= INSTRUCTIONS FOR THE TASK =
Count every line of the listing where the string "Grundlage" occurs, and reply with the count alone.
____
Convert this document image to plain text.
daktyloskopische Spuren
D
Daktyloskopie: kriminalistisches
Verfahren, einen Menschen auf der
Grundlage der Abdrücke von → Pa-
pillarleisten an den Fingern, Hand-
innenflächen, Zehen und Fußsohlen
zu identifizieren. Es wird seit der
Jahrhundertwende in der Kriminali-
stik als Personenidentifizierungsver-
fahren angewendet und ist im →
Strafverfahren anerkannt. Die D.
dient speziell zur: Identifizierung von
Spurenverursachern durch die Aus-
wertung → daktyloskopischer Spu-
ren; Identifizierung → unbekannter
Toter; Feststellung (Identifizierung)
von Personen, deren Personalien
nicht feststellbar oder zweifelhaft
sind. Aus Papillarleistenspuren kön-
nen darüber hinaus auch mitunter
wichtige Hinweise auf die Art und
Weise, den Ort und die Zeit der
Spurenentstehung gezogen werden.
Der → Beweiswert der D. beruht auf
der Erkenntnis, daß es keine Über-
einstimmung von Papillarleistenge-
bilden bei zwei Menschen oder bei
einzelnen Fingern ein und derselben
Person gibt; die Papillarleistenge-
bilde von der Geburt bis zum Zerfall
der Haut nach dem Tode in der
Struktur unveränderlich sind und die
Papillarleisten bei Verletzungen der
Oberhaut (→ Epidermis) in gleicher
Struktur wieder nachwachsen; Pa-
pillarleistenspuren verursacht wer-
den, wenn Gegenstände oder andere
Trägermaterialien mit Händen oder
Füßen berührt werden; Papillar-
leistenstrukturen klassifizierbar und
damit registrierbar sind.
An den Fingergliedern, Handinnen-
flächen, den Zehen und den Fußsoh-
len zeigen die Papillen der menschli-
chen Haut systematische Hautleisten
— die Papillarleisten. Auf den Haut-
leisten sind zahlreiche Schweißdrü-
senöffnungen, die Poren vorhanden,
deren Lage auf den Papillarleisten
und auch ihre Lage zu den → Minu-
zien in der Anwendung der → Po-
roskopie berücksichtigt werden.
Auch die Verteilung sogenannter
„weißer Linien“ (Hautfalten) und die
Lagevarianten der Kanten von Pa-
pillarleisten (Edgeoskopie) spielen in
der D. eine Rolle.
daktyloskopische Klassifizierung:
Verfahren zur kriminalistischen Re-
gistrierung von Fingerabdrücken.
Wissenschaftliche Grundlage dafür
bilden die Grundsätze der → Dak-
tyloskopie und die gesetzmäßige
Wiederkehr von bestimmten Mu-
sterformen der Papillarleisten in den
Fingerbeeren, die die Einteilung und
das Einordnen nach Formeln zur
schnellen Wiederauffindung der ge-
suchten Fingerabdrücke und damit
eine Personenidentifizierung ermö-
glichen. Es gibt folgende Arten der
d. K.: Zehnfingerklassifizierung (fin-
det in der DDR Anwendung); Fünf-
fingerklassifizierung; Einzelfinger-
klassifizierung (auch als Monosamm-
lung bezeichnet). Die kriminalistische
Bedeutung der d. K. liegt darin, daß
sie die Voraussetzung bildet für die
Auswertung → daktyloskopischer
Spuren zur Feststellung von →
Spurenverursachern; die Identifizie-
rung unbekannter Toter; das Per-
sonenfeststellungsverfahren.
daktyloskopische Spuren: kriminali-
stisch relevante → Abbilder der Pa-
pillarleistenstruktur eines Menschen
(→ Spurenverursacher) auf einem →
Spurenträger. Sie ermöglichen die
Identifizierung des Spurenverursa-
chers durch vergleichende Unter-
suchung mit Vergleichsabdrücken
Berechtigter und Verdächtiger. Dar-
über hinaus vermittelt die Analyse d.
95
____
= FINAL RESULT =
2